◆ WHAT YOU NEED TO DO ◆
Copy the data word for word, from its first line through the line containing "volume-bar — [393, 398, 396, 408]".

◆ ENTRIES ◆
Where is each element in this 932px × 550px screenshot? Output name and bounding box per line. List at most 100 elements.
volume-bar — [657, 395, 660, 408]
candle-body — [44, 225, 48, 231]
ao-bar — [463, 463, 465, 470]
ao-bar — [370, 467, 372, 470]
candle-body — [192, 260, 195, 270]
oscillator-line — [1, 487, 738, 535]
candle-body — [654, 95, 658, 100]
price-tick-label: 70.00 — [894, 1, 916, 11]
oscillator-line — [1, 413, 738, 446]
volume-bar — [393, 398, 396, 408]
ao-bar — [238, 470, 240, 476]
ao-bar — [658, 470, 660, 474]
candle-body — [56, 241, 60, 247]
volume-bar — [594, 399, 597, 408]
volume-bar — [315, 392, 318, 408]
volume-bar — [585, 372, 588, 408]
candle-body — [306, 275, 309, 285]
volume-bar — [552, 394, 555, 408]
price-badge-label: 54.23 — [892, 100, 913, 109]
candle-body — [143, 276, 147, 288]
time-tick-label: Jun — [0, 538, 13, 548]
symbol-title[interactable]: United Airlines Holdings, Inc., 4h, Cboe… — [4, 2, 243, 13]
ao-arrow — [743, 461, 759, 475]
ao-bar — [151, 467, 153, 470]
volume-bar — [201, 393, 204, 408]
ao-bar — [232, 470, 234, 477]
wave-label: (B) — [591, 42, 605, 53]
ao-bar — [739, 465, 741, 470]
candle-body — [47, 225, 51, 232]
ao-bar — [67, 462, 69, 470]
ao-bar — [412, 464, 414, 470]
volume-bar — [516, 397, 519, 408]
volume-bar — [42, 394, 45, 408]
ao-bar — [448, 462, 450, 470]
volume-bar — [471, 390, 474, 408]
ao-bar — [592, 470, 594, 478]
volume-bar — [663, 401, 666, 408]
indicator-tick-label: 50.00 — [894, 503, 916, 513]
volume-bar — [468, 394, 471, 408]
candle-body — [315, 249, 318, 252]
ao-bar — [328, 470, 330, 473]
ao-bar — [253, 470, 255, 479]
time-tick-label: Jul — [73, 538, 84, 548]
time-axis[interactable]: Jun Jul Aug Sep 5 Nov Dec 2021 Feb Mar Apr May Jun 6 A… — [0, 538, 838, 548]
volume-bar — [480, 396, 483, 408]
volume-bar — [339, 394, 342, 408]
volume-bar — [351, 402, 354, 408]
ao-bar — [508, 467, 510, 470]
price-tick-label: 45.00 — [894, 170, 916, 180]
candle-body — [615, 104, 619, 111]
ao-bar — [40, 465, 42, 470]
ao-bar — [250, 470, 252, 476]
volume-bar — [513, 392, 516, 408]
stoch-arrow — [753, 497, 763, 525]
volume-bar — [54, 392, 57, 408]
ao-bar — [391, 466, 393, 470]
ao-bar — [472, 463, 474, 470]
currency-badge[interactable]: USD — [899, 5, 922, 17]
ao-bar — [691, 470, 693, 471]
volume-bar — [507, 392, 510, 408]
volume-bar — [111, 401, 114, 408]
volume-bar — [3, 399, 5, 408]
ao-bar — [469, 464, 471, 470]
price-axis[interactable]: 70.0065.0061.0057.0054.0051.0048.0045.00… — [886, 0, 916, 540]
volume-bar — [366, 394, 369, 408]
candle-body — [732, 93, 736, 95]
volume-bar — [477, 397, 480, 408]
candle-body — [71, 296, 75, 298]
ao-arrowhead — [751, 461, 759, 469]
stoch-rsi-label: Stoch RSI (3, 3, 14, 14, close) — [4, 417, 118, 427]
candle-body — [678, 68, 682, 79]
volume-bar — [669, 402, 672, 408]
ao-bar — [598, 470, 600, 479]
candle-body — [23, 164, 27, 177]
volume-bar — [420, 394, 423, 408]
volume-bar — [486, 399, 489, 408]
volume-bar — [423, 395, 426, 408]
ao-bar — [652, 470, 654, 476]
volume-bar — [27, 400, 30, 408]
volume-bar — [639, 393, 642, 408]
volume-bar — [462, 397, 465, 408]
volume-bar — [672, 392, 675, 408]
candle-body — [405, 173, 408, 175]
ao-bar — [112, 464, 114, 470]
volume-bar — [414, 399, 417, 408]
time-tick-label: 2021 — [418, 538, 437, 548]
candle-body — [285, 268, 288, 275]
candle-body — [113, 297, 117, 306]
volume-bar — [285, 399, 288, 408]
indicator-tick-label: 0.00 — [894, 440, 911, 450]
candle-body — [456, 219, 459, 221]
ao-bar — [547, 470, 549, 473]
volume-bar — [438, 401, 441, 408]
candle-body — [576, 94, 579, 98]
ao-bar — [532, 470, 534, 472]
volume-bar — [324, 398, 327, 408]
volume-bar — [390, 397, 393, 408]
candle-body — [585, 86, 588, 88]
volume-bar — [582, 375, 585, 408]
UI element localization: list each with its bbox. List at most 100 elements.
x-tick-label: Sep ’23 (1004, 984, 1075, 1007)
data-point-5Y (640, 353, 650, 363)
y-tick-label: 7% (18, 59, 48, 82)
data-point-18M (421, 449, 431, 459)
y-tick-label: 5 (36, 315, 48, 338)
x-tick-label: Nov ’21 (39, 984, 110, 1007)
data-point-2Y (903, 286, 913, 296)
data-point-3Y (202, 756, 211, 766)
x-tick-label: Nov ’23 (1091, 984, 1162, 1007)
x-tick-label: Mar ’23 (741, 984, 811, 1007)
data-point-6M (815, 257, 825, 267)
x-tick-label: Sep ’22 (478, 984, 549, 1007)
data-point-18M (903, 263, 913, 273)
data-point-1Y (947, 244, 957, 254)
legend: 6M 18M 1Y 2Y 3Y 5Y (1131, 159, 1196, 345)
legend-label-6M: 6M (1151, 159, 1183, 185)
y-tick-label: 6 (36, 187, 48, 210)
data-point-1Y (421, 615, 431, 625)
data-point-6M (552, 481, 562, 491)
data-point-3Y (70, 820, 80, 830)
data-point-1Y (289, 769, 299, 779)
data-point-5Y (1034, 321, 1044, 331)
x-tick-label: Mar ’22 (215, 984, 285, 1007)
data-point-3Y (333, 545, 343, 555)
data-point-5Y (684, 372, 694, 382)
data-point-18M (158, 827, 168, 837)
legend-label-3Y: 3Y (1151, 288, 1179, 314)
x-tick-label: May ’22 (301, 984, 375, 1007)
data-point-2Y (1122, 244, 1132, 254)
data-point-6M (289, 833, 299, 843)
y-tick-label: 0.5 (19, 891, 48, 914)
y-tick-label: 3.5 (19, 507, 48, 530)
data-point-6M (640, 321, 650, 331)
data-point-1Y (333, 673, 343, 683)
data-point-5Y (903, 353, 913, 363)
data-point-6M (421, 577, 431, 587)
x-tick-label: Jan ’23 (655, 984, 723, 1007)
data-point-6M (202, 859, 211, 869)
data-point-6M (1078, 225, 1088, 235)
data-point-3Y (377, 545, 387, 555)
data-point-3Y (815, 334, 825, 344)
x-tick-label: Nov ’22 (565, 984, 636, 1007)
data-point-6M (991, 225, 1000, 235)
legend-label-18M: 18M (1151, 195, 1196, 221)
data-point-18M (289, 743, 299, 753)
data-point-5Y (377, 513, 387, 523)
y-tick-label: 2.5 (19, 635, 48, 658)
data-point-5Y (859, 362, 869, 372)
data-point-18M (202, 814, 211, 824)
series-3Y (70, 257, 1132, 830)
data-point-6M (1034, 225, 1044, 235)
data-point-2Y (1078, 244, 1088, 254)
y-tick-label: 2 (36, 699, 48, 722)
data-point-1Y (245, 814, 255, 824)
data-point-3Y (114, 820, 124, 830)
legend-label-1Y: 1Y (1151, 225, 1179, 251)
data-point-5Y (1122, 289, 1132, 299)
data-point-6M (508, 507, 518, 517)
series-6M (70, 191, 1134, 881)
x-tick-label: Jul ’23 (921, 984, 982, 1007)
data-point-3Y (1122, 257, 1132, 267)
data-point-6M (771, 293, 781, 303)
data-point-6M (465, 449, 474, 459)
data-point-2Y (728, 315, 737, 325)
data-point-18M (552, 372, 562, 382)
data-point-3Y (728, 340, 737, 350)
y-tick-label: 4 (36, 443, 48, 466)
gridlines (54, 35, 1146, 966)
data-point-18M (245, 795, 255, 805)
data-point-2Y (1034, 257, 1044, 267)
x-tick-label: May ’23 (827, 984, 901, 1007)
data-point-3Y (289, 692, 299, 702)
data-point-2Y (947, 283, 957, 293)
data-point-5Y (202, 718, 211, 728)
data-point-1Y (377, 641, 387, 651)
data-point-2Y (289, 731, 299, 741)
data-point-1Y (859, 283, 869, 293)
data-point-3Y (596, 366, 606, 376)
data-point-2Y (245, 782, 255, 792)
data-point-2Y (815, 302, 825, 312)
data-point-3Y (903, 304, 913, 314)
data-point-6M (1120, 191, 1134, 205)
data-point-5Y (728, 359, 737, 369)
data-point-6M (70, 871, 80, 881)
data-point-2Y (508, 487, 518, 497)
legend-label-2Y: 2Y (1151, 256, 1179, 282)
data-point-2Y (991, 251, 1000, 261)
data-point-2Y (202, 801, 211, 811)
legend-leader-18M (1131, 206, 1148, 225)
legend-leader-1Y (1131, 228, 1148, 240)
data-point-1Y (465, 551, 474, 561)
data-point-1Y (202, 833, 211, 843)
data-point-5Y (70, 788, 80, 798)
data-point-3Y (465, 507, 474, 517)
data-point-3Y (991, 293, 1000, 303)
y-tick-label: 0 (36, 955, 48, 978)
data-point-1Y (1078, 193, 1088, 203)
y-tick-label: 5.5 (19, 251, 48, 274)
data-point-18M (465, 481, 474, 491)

◆ FINISHED TASK ◆
Where is each element in this 932px × 550px screenshot? Output name and bounding box per line. List at most 100 elements.
volume-bar — [657, 395, 660, 408]
candle-body — [44, 225, 48, 231]
ao-bar — [463, 463, 465, 470]
ao-bar — [370, 467, 372, 470]
candle-body — [192, 260, 195, 270]
oscillator-line — [1, 487, 738, 535]
candle-body — [654, 95, 658, 100]
price-tick-label: 70.00 — [894, 1, 916, 11]
oscillator-line — [1, 413, 738, 446]
volume-bar — [393, 398, 396, 408]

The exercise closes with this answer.